■ **Records excerpted from a collection**:

########

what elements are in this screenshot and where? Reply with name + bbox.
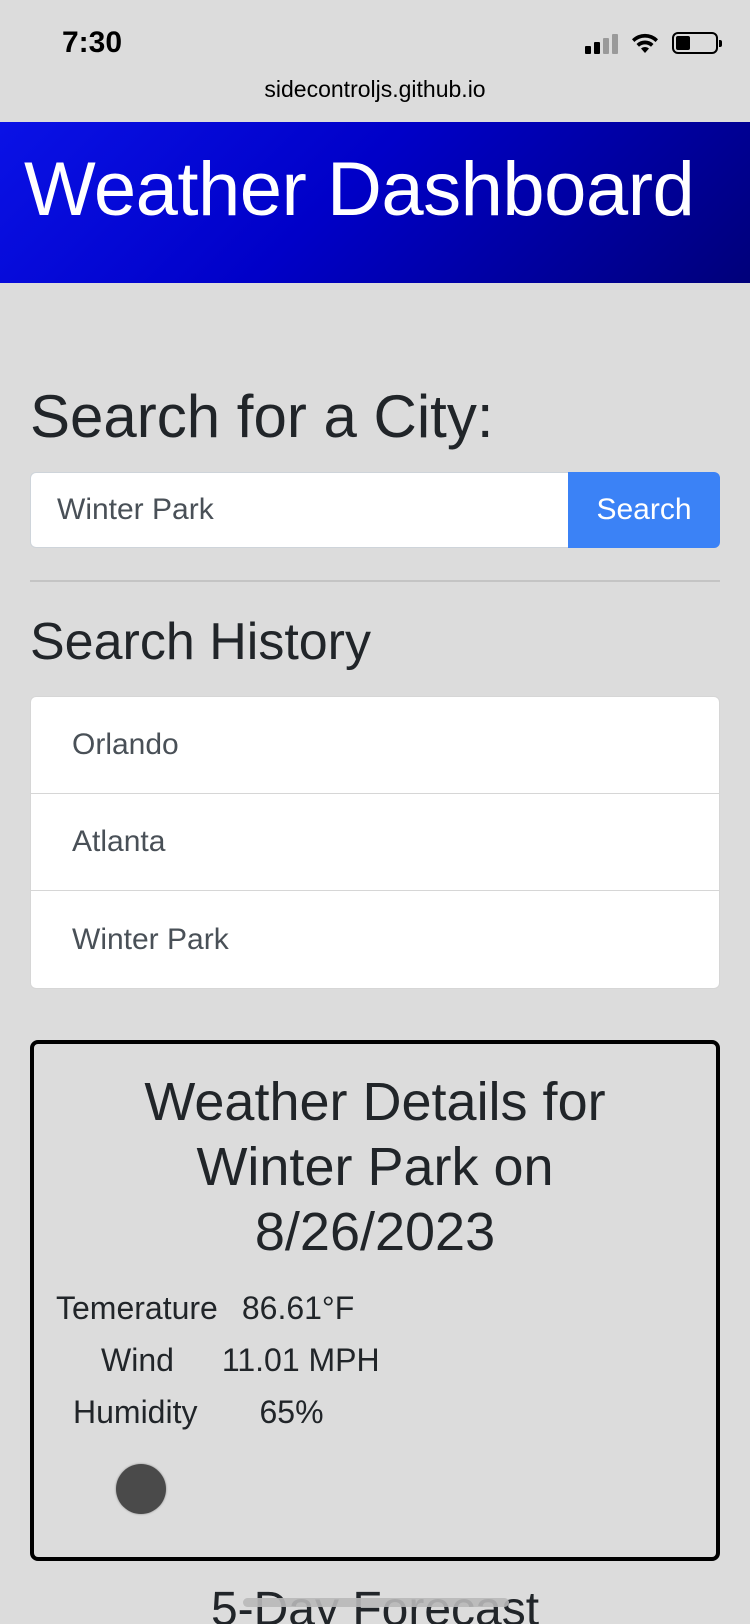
address-bar[interactable]: sidecontroljs.github.io — [0, 76, 750, 103]
humidity-label: Humidity — [73, 1394, 198, 1430]
page-title: Weather Dashboard — [24, 147, 695, 232]
history-item-atlanta[interactable]: Atlanta — [31, 794, 719, 891]
search-history-list: Orlando Atlanta Winter Park — [30, 696, 720, 989]
history-item-orlando[interactable]: Orlando — [31, 697, 719, 794]
temperature-value: 86.61°F — [241, 1290, 355, 1326]
status-bar: 7:30 — [0, 0, 750, 88]
weather-details-card: Weather Details for Winter Park on 8/26/… — [30, 1040, 720, 1561]
divider — [30, 580, 720, 582]
status-icons — [585, 32, 722, 54]
weather-icon — [116, 1464, 166, 1514]
cellular-signal-icon — [585, 32, 618, 54]
home-indicator — [243, 1598, 509, 1607]
search-heading: Search for a City: — [30, 383, 494, 450]
search-form: Search — [30, 472, 720, 548]
humidity-row: Humidity 65% — [73, 1394, 324, 1431]
wind-value: 11.01 MPH — [221, 1342, 380, 1378]
status-time: 7:30 — [62, 26, 123, 59]
wifi-icon — [632, 33, 658, 53]
city-search-input[interactable] — [30, 472, 568, 548]
page-header: Weather Dashboard — [0, 122, 750, 283]
temperature-row: Temerature 86.61°F — [56, 1290, 354, 1327]
humidity-value: 65% — [259, 1394, 324, 1430]
page: 7:30 sidecontroljs.github.io Weather Das… — [0, 0, 750, 1624]
wind-label: Wind — [101, 1342, 174, 1378]
battery-icon — [672, 32, 722, 54]
search-history-heading: Search History — [30, 613, 371, 671]
search-button[interactable]: Search — [568, 472, 720, 548]
weather-details-title: Weather Details for Winter Park on 8/26/… — [144, 1072, 606, 1262]
wind-row: Wind 11.01 MPH — [101, 1342, 380, 1379]
history-item-winter-park[interactable]: Winter Park — [31, 891, 719, 988]
temperature-label: Temerature — [56, 1290, 218, 1326]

########

Reproduce verbatim the portion of the listing above that starts with the line containing "address-bar[interactable]: sidecontroljs.github.io —" and continues through the line containing "search-history-list: Orlando Atlanta", including both of those lines.

■ **Answer below**:
address-bar[interactable]: sidecontroljs.github.io — [0, 76, 750, 103]
humidity-label: Humidity — [73, 1394, 198, 1430]
page-title: Weather Dashboard — [24, 147, 695, 232]
history-item-atlanta[interactable]: Atlanta — [31, 794, 719, 891]
search-history-list: Orlando Atlanta Winter Park — [30, 696, 720, 989]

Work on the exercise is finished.